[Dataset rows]

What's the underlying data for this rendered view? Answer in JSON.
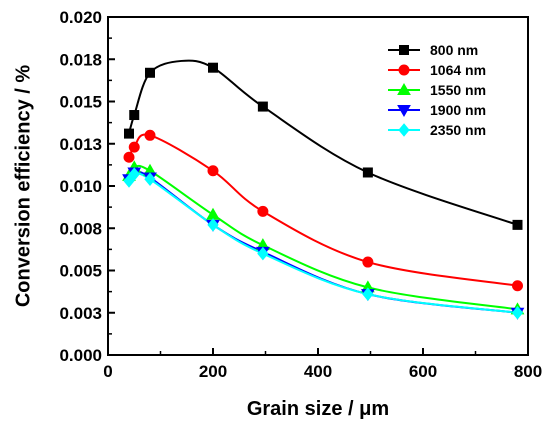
{
  "chart_data": {
    "type": "line",
    "xlabel": "Grain size / μm",
    "ylabel": "Conversion efficiency / %",
    "xlim": [
      0,
      800
    ],
    "ylim": [
      0,
      0.02
    ],
    "x_ticks": [
      0,
      200,
      400,
      600,
      800
    ],
    "x_tick_labels": [
      "0",
      "200",
      "400",
      "600",
      "800"
    ],
    "y_ticks": [
      0,
      0.0025,
      0.005,
      0.0075,
      0.01,
      0.0125,
      0.015,
      0.0175,
      0.02
    ],
    "y_tick_labels": [
      "0.000",
      "0.003",
      "0.005",
      "0.008",
      "0.010",
      "0.013",
      "0.015",
      "0.018",
      "0.020"
    ],
    "grid": false,
    "legend_position": "top-right",
    "series": [
      {
        "name": "800 nm",
        "color": "#000000",
        "marker": "square",
        "x": [
          40,
          50,
          80,
          200,
          295,
          495,
          780
        ],
        "y": [
          0.0131,
          0.0142,
          0.0167,
          0.017,
          0.0147,
          0.0108,
          0.0077
        ],
        "curve_x": [
          40,
          50,
          80,
          140,
          200,
          295,
          495,
          780
        ],
        "curve_y": [
          0.0131,
          0.0142,
          0.0167,
          0.0174,
          0.017,
          0.0147,
          0.0108,
          0.0077
        ]
      },
      {
        "name": "1064 nm",
        "color": "#ff0000",
        "marker": "circle",
        "x": [
          40,
          50,
          80,
          200,
          295,
          495,
          780
        ],
        "y": [
          0.0117,
          0.0123,
          0.013,
          0.0109,
          0.0085,
          0.0055,
          0.0041
        ]
      },
      {
        "name": "1550 nm",
        "color": "#00ff00",
        "marker": "triangle-up",
        "x": [
          40,
          50,
          80,
          200,
          295,
          495,
          780
        ],
        "y": [
          0.0106,
          0.0111,
          0.0109,
          0.0083,
          0.0065,
          0.004,
          0.0027
        ]
      },
      {
        "name": "1900 nm",
        "color": "#0000ff",
        "marker": "triangle-down",
        "x": [
          40,
          50,
          80,
          200,
          295,
          495,
          780
        ],
        "y": [
          0.0104,
          0.0108,
          0.0105,
          0.0077,
          0.0061,
          0.0036,
          0.0025
        ]
      },
      {
        "name": "2350 nm",
        "color": "#00ffff",
        "marker": "diamond",
        "x": [
          40,
          50,
          80,
          200,
          295,
          495,
          780
        ],
        "y": [
          0.0103,
          0.0107,
          0.0104,
          0.0077,
          0.006,
          0.0036,
          0.0025
        ]
      }
    ]
  }
}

→ **EXERCISE DIRECTIONS**
Identify every line holding the word "color" and copy it out.

→ **WRITTEN RESPONSE**
        "color": "#000000",
        "color": "#ff0000",
        "color": "#00ff00",
        "color": "#0000ff",
        "color": "#00ffff",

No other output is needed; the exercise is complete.